PROBLEM STATEMENT: The records that follow are to be repeated without alteration.
'''
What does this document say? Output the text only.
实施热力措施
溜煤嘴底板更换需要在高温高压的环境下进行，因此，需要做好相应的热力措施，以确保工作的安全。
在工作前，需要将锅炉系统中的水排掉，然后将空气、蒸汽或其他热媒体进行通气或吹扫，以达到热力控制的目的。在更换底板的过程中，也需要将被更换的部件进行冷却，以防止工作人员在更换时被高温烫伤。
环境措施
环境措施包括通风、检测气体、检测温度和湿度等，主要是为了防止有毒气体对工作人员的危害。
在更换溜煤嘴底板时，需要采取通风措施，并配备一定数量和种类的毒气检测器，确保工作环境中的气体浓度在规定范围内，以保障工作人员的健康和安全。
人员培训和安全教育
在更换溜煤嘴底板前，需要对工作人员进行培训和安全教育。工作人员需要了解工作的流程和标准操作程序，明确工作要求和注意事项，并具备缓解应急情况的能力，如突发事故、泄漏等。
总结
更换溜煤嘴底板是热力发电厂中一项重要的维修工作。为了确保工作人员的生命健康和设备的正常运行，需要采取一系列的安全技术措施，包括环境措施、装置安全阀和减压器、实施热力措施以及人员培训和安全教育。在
'''
IN RESPONSE:
What does this document say? Output the text only.
实施热力措施
溜煤嘴底板更换需要在高温高压的环境下进行，因此，需要做好相应的热力措施，以确保工作的安全。
在工作前，需要将锅炉系统中的水排掉，然后将空气、蒸汽或其他热媒体进行通气或吹扫，以达到热力控制的目的。在更换底板的过程中，也需要将被更换的部件进行冷却，以防止工作人员在更换时被高温烫伤。
环境措施
环境措施包括通风、检测气体、检测温度和湿度等，主要是为了防止有毒气体对工作人员的危害。
在更换溜煤嘴底板时，需要采取通风措施，并配备一定数量和种类的毒气检测器，确保工作环境中的气体浓度在规定范围内，以保障工作人员的健康和安全。
人员培训和安全教育
在更换溜煤嘴底板前，需要对工作人员进行培训和安全教育。工作人员需要了解工作的流程和标准操作程序，明确工作要求和注意事项，并具备缓解应急情况的能力，如突发事故、泄漏等。
总结
更换溜煤嘴底板是热力发电厂中一项重要的维修工作。为了确保工作人员的生命健康和设备的正常运行，需要采取一系列的安全技术措施，包括环境措施、装置安全阀和减压器、实施热力措施以及人员培训和安全教育。在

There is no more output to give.